» **Requirement**: Exclude any images and output the remaining records exactly.

» **Data entries**:
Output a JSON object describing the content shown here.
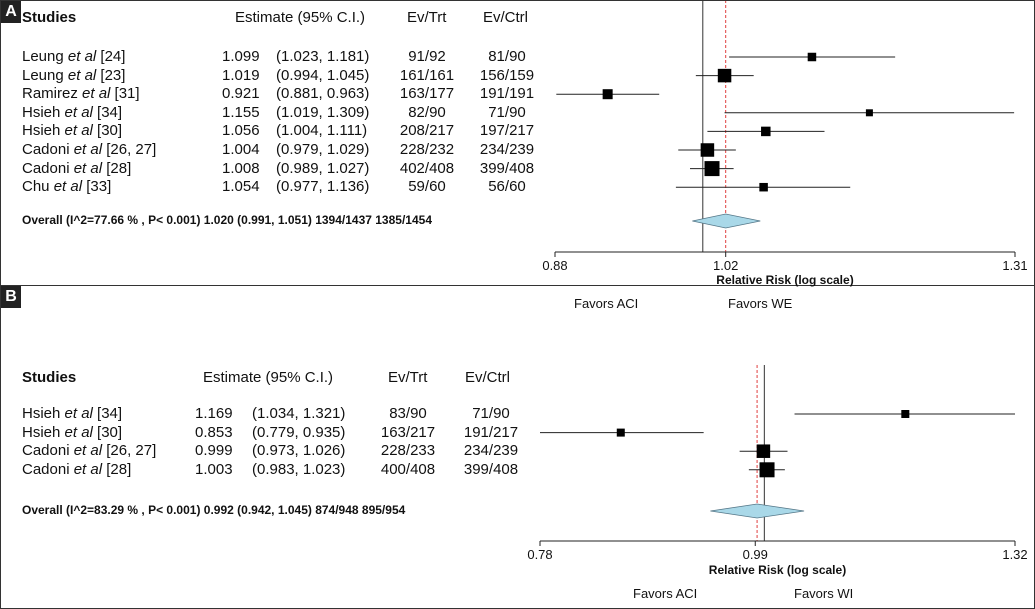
{
  "panels": [
    {
      "letter": "A",
      "headers": {
        "studies": "Studies",
        "estimate": "Estimate (95% C.I.)",
        "ev_trt": "Ev/Trt",
        "ev_ctrl": "Ev/Ctrl"
      },
      "overall": "Overall (I^2=77.66 % , P< 0.001) 1.020 (0.991, 1.051) 1394/1437 1385/1454",
      "favors_left": "Favors ACI",
      "favors_right": "Favors WE",
      "axis_title": "Relative Risk (log scale)"
    },
    {
      "letter": "B",
      "headers": {
        "studies": "Studies",
        "estimate": "Estimate (95% C.I.)",
        "ev_trt": "Ev/Trt",
        "ev_ctrl": "Ev/Ctrl"
      },
      "overall": "Overall (I^2=83.29 % , P< 0.001) 0.992 (0.942, 1.045) 874/948 895/954",
      "favors_left": "Favors ACI",
      "favors_right": "Favors WI",
      "axis_title": "Relative Risk (log scale)"
    }
  ],
  "chart_data": [
    {
      "type": "forest",
      "scale": "log",
      "xlabel": "Relative Risk (log scale)",
      "xlim": [
        0.88,
        1.31
      ],
      "ticks": [
        "0.88",
        "1.02",
        "1.31"
      ],
      "tick_values": [
        0.88,
        1.02,
        1.31
      ],
      "reference_line": 1.0,
      "pooled_line": 1.02,
      "colors": {
        "diamond": "#a9d8e8",
        "pooled_line": "#e04040",
        "marks": "#000000"
      },
      "studies": [
        {
          "name": "Leung",
          "ref": "[24]",
          "est": 1.099,
          "lo": 1.023,
          "hi": 1.181,
          "est_text": "1.099",
          "ci_text": "(1.023, 1.181)",
          "ev_trt": "91/92",
          "ev_ctrl": "81/90",
          "weight": 0.35
        },
        {
          "name": "Leung",
          "ref": "[23]",
          "est": 1.019,
          "lo": 0.994,
          "hi": 1.045,
          "est_text": "1.019",
          "ci_text": "(0.994, 1.045)",
          "ev_trt": "161/161",
          "ev_ctrl": "156/159",
          "weight": 0.85
        },
        {
          "name": "Ramirez",
          "ref": "[31]",
          "est": 0.921,
          "lo": 0.881,
          "hi": 0.963,
          "est_text": "0.921",
          "ci_text": "(0.881, 0.963)",
          "ev_trt": "163/177",
          "ev_ctrl": "191/191",
          "weight": 0.5
        },
        {
          "name": "Hsieh",
          "ref": "[34]",
          "est": 1.155,
          "lo": 1.019,
          "hi": 1.309,
          "est_text": "1.155",
          "ci_text": "(1.019, 1.309)",
          "ev_trt": "82/90",
          "ev_ctrl": "71/90",
          "weight": 0.2
        },
        {
          "name": "Hsieh",
          "ref": "[30]",
          "est": 1.056,
          "lo": 1.004,
          "hi": 1.111,
          "est_text": "1.056",
          "ci_text": "(1.004, 1.111)",
          "ev_trt": "208/217",
          "ev_ctrl": "197/217",
          "weight": 0.45
        },
        {
          "name": "Cadoni",
          "ref": "[26, 27]",
          "est": 1.004,
          "lo": 0.979,
          "hi": 1.029,
          "est_text": "1.004",
          "ci_text": "(0.979, 1.029)",
          "ev_trt": "228/232",
          "ev_ctrl": "234/239",
          "weight": 0.85
        },
        {
          "name": "Cadoni",
          "ref": "[28]",
          "est": 1.008,
          "lo": 0.989,
          "hi": 1.027,
          "est_text": "1.008",
          "ci_text": "(0.989, 1.027)",
          "ev_trt": "402/408",
          "ev_ctrl": "399/408",
          "weight": 1.0
        },
        {
          "name": "Chu",
          "ref": "[33]",
          "est": 1.054,
          "lo": 0.977,
          "hi": 1.136,
          "est_text": "1.054",
          "ci_text": "(0.977, 1.136)",
          "ev_trt": "59/60",
          "ev_ctrl": "56/60",
          "weight": 0.35
        }
      ],
      "overall": {
        "est": 1.02,
        "lo": 0.991,
        "hi": 1.051
      }
    },
    {
      "type": "forest",
      "scale": "log",
      "xlabel": "Relative Risk (log scale)",
      "xlim": [
        0.78,
        1.32
      ],
      "ticks": [
        "0.78",
        "0.99",
        "1.32"
      ],
      "tick_values": [
        0.78,
        0.99,
        1.32
      ],
      "reference_line": 1.0,
      "pooled_line": 0.992,
      "colors": {
        "diamond": "#a9d8e8",
        "pooled_line": "#e04040",
        "marks": "#000000"
      },
      "studies": [
        {
          "name": "Hsieh",
          "ref": "[34]",
          "est": 1.169,
          "lo": 1.034,
          "hi": 1.321,
          "est_text": "1.169",
          "ci_text": "(1.034, 1.321)",
          "ev_trt": "83/90",
          "ev_ctrl": "71/90",
          "weight": 0.3
        },
        {
          "name": "Hsieh",
          "ref": "[30]",
          "est": 0.853,
          "lo": 0.779,
          "hi": 0.935,
          "est_text": "0.853",
          "ci_text": "(0.779, 0.935)",
          "ev_trt": "163/217",
          "ev_ctrl": "191/217",
          "weight": 0.3
        },
        {
          "name": "Cadoni",
          "ref": "[26, 27]",
          "est": 0.999,
          "lo": 0.973,
          "hi": 1.026,
          "est_text": "0.999",
          "ci_text": "(0.973, 1.026)",
          "ev_trt": "228/233",
          "ev_ctrl": "234/239",
          "weight": 0.85
        },
        {
          "name": "Cadoni",
          "ref": "[28]",
          "est": 1.003,
          "lo": 0.983,
          "hi": 1.023,
          "est_text": "1.003",
          "ci_text": "(0.983, 1.023)",
          "ev_trt": "400/408",
          "ev_ctrl": "399/408",
          "weight": 1.0
        }
      ],
      "overall": {
        "est": 0.992,
        "lo": 0.942,
        "hi": 1.045
      }
    }
  ]
}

» **Task result**:
Output a JSON object describing the content shown here.
{
  "panels": [
    {
      "letter": "A",
      "headers": {
        "studies": "Studies",
        "estimate": "Estimate (95% C.I.)",
        "ev_trt": "Ev/Trt",
        "ev_ctrl": "Ev/Ctrl"
      },
      "overall": "Overall (I^2=77.66 % , P< 0.001) 1.020 (0.991, 1.051) 1394/1437 1385/1454",
      "favors_left": "Favors ACI",
      "favors_right": "Favors WE",
      "axis_title": "Relative Risk (log scale)"
    },
    {
      "letter": "B",
      "headers": {
        "studies": "Studies",
        "estimate": "Estimate (95% C.I.)",
        "ev_trt": "Ev/Trt",
        "ev_ctrl": "Ev/Ctrl"
      },
      "overall": "Overall (I^2=83.29 % , P< 0.001) 0.992 (0.942, 1.045) 874/948 895/954",
      "favors_left": "Favors ACI",
      "favors_right": "Favors WI",
      "axis_title": "Relative Risk (log scale)"
    }
  ],
  "chart_data": [
    {
      "type": "forest",
      "scale": "log",
      "xlabel": "Relative Risk (log scale)",
      "xlim": [
        0.88,
        1.31
      ],
      "ticks": [
        "0.88",
        "1.02",
        "1.31"
      ],
      "tick_values": [
        0.88,
        1.02,
        1.31
      ],
      "reference_line": 1.0,
      "pooled_line": 1.02,
      "colors": {
        "diamond": "#a9d8e8",
        "pooled_line": "#e04040",
        "marks": "#000000"
      },
      "studies": [
        {
          "name": "Leung",
          "ref": "[24]",
          "est": 1.099,
          "lo": 1.023,
          "hi": 1.181,
          "est_text": "1.099",
          "ci_text": "(1.023, 1.181)",
          "ev_trt": "91/92",
          "ev_ctrl": "81/90",
          "weight": 0.35
        },
        {
          "name": "Leung",
          "ref": "[23]",
          "est": 1.019,
          "lo": 0.994,
          "hi": 1.045,
          "est_text": "1.019",
          "ci_text": "(0.994, 1.045)",
          "ev_trt": "161/161",
          "ev_ctrl": "156/159",
          "weight": 0.85
        },
        {
          "name": "Ramirez",
          "ref": "[31]",
          "est": 0.921,
          "lo": 0.881,
          "hi": 0.963,
          "est_text": "0.921",
          "ci_text": "(0.881, 0.963)",
          "ev_trt": "163/177",
          "ev_ctrl": "191/191",
          "weight": 0.5
        },
        {
          "name": "Hsieh",
          "ref": "[34]",
          "est": 1.155,
          "lo": 1.019,
          "hi": 1.309,
          "est_text": "1.155",
          "ci_text": "(1.019, 1.309)",
          "ev_trt": "82/90",
          "ev_ctrl": "71/90",
          "weight": 0.2
        },
        {
          "name": "Hsieh",
          "ref": "[30]",
          "est": 1.056,
          "lo": 1.004,
          "hi": 1.111,
          "est_text": "1.056",
          "ci_text": "(1.004, 1.111)",
          "ev_trt": "208/217",
          "ev_ctrl": "197/217",
          "weight": 0.45
        },
        {
          "name": "Cadoni",
          "ref": "[26, 27]",
          "est": 1.004,
          "lo": 0.979,
          "hi": 1.029,
          "est_text": "1.004",
          "ci_text": "(0.979, 1.029)",
          "ev_trt": "228/232",
          "ev_ctrl": "234/239",
          "weight": 0.85
        },
        {
          "name": "Cadoni",
          "ref": "[28]",
          "est": 1.008,
          "lo": 0.989,
          "hi": 1.027,
          "est_text": "1.008",
          "ci_text": "(0.989, 1.027)",
          "ev_trt": "402/408",
          "ev_ctrl": "399/408",
          "weight": 1.0
        },
        {
          "name": "Chu",
          "ref": "[33]",
          "est": 1.054,
          "lo": 0.977,
          "hi": 1.136,
          "est_text": "1.054",
          "ci_text": "(0.977, 1.136)",
          "ev_trt": "59/60",
          "ev_ctrl": "56/60",
          "weight": 0.35
        }
      ],
      "overall": {
        "est": 1.02,
        "lo": 0.991,
        "hi": 1.051
      }
    },
    {
      "type": "forest",
      "scale": "log",
      "xlabel": "Relative Risk (log scale)",
      "xlim": [
        0.78,
        1.32
      ],
      "ticks": [
        "0.78",
        "0.99",
        "1.32"
      ],
      "tick_values": [
        0.78,
        0.99,
        1.32
      ],
      "reference_line": 1.0,
      "pooled_line": 0.992,
      "colors": {
        "diamond": "#a9d8e8",
        "pooled_line": "#e04040",
        "marks": "#000000"
      },
      "studies": [
        {
          "name": "Hsieh",
          "ref": "[34]",
          "est": 1.169,
          "lo": 1.034,
          "hi": 1.321,
          "est_text": "1.169",
          "ci_text": "(1.034, 1.321)",
          "ev_trt": "83/90",
          "ev_ctrl": "71/90",
          "weight": 0.3
        },
        {
          "name": "Hsieh",
          "ref": "[30]",
          "est": 0.853,
          "lo": 0.779,
          "hi": 0.935,
          "est_text": "0.853",
          "ci_text": "(0.779, 0.935)",
          "ev_trt": "163/217",
          "ev_ctrl": "191/217",
          "weight": 0.3
        },
        {
          "name": "Cadoni",
          "ref": "[26, 27]",
          "est": 0.999,
          "lo": 0.973,
          "hi": 1.026,
          "est_text": "0.999",
          "ci_text": "(0.973, 1.026)",
          "ev_trt": "228/233",
          "ev_ctrl": "234/239",
          "weight": 0.85
        },
        {
          "name": "Cadoni",
          "ref": "[28]",
          "est": 1.003,
          "lo": 0.983,
          "hi": 1.023,
          "est_text": "1.003",
          "ci_text": "(0.983, 1.023)",
          "ev_trt": "400/408",
          "ev_ctrl": "399/408",
          "weight": 1.0
        }
      ],
      "overall": {
        "est": 0.992,
        "lo": 0.942,
        "hi": 1.045
      }
    }
  ]
}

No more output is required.